- PROVIDED RECORDS -

<<<<

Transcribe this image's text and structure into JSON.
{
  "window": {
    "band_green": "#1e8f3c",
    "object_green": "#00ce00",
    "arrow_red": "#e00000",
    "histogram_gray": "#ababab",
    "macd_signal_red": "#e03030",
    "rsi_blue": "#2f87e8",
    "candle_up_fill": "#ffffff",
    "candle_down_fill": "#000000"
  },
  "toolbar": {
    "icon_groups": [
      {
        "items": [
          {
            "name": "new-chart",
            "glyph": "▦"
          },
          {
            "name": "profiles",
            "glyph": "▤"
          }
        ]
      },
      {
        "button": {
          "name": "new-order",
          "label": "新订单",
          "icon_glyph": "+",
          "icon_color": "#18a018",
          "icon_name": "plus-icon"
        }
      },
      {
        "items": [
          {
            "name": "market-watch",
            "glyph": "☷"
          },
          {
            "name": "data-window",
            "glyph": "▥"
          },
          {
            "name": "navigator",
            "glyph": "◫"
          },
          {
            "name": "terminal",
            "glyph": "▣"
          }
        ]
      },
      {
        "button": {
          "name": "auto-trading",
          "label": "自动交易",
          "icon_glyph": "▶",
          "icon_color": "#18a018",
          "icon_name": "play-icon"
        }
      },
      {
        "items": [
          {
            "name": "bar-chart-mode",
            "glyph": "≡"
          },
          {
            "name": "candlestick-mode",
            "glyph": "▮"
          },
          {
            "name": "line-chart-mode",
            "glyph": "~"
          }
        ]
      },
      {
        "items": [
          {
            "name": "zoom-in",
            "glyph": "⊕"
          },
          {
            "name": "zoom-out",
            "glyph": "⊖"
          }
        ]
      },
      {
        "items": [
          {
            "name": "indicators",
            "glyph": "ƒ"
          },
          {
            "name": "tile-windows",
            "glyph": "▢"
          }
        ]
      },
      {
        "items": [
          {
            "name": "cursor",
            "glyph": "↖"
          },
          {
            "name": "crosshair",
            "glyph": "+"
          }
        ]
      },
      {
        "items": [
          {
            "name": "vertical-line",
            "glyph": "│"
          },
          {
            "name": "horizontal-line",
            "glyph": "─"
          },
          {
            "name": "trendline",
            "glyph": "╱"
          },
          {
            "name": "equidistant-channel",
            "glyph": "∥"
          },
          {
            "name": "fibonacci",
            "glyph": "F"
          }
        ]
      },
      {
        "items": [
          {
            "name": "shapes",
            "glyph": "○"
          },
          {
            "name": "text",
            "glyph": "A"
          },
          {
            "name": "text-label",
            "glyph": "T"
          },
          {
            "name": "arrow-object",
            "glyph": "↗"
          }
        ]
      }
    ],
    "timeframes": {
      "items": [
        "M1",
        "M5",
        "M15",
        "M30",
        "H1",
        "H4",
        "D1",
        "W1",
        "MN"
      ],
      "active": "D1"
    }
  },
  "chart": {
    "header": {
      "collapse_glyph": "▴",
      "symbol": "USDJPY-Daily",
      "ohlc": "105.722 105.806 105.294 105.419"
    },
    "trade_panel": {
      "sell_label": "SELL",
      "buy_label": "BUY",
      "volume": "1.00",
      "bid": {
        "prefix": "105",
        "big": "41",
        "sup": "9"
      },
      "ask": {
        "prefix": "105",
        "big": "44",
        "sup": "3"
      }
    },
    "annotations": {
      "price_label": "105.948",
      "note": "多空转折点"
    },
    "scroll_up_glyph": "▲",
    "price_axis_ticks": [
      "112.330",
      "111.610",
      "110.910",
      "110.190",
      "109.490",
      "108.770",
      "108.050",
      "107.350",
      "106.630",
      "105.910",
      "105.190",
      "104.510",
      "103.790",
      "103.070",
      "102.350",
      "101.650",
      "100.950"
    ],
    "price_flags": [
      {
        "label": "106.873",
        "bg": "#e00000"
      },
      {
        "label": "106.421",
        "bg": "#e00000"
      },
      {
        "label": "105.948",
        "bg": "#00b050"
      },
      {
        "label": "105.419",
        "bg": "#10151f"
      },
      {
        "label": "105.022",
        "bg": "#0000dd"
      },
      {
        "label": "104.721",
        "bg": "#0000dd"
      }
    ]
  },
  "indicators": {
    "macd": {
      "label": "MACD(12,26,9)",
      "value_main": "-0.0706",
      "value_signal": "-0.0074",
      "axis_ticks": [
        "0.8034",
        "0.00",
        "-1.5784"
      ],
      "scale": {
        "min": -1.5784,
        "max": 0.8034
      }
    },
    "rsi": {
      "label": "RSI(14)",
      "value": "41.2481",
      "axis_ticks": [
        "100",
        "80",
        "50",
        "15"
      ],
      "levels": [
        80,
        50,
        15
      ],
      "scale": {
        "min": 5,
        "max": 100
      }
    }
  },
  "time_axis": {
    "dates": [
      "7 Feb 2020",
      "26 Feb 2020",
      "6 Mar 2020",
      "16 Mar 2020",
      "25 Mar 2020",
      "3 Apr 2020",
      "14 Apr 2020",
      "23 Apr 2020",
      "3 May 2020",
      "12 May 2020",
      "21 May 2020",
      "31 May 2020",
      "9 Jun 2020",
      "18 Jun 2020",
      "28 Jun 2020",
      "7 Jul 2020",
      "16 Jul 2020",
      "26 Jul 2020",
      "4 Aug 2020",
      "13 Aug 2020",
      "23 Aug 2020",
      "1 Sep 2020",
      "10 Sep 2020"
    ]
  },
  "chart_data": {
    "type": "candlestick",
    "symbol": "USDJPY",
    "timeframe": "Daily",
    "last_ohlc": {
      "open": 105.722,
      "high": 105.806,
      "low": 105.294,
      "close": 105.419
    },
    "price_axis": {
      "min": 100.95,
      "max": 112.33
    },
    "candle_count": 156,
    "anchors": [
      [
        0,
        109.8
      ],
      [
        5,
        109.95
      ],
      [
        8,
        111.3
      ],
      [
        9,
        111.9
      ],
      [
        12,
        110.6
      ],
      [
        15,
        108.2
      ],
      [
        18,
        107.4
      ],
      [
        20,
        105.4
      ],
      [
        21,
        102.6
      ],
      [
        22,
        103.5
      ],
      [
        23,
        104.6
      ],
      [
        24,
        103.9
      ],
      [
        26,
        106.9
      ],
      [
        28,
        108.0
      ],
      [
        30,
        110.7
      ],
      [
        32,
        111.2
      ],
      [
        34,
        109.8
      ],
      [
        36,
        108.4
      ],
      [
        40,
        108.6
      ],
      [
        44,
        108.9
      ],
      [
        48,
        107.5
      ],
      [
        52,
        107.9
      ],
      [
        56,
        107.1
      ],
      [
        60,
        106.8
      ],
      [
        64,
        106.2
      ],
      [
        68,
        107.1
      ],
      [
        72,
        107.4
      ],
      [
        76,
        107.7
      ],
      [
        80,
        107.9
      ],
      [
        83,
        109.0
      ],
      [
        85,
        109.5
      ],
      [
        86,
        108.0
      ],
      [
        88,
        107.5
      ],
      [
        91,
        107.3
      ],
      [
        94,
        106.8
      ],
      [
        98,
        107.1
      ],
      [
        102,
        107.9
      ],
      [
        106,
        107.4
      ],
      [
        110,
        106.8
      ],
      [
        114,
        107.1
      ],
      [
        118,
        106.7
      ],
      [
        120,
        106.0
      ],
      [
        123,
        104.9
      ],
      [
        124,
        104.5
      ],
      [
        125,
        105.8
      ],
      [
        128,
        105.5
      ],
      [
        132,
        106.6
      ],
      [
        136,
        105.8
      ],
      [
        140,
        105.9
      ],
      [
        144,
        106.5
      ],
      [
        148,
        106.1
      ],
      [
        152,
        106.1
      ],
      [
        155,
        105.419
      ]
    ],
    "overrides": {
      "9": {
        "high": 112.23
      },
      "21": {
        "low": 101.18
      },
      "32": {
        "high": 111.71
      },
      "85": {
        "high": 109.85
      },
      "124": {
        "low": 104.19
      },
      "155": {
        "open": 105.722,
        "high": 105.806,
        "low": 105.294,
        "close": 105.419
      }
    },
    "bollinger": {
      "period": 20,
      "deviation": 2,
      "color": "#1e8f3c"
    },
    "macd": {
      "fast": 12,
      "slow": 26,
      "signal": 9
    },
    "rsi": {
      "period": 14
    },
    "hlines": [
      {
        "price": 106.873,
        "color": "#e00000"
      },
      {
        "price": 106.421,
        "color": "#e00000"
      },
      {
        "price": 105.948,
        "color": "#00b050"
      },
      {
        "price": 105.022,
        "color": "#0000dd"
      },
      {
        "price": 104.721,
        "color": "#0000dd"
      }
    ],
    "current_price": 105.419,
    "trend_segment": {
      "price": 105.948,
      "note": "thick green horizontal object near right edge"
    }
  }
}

>>>>

- WHAT YOU SHOULD DO -
Search the records for the word "Daily", then list every line that has it.

- SOLVED PROBLEM -
      "symbol": "USDJPY-Daily",
    "timeframe": "Daily",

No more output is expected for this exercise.